§ **Aim**:
Reproduce all records exactly.

====== Data in this exercise ======

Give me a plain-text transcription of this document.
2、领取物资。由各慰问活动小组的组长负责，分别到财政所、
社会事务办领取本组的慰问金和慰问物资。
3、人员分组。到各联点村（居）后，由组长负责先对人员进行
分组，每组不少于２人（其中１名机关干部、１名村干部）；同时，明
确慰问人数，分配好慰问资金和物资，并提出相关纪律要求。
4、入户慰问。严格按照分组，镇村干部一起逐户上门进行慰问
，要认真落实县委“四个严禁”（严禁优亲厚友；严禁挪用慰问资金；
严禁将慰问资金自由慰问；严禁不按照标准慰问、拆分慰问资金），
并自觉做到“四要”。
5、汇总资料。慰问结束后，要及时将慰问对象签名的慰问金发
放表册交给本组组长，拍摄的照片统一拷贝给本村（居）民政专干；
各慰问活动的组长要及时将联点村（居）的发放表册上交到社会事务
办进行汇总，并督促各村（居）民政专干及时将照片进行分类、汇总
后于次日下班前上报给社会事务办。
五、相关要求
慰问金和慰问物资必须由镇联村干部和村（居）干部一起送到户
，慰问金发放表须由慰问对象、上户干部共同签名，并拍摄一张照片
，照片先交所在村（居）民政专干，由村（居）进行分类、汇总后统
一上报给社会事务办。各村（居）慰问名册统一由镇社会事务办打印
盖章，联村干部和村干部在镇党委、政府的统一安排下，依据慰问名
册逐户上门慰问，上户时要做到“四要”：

======

§ **Solution**:
Give me a plain-text transcription of this document.
2、领取物资。由各慰问活动小组的组长负责，分别到财政所、
社会事务办领取本组的慰问金和慰问物资。
3、人员分组。到各联点村（居）后，由组长负责先对人员进行
分组，每组不少于２人（其中１名机关干部、１名村干部）；同时，明
确慰问人数，分配好慰问资金和物资，并提出相关纪律要求。
4、入户慰问。严格按照分组，镇村干部一起逐户上门进行慰问
，要认真落实县委“四个严禁”（严禁优亲厚友；严禁挪用慰问资金；
严禁将慰问资金自由慰问；严禁不按照标准慰问、拆分慰问资金），
并自觉做到“四要”。
5、汇总资料。慰问结束后，要及时将慰问对象签名的慰问金发
放表册交给本组组长，拍摄的照片统一拷贝给本村（居）民政专干；
各慰问活动的组长要及时将联点村（居）的发放表册上交到社会事务
办进行汇总，并督促各村（居）民政专干及时将照片进行分类、汇总
后于次日下班前上报给社会事务办。
五、相关要求
慰问金和慰问物资必须由镇联村干部和村（居）干部一起送到户
，慰问金发放表须由慰问对象、上户干部共同签名，并拍摄一张照片
，照片先交所在村（居）民政专干，由村（居）进行分类、汇总后统
一上报给社会事务办。各村（居）慰问名册统一由镇社会事务办打印
盖章，联村干部和村干部在镇党委、政府的统一安排下，依据慰问名
册逐户上门慰问，上户时要做到“四要”：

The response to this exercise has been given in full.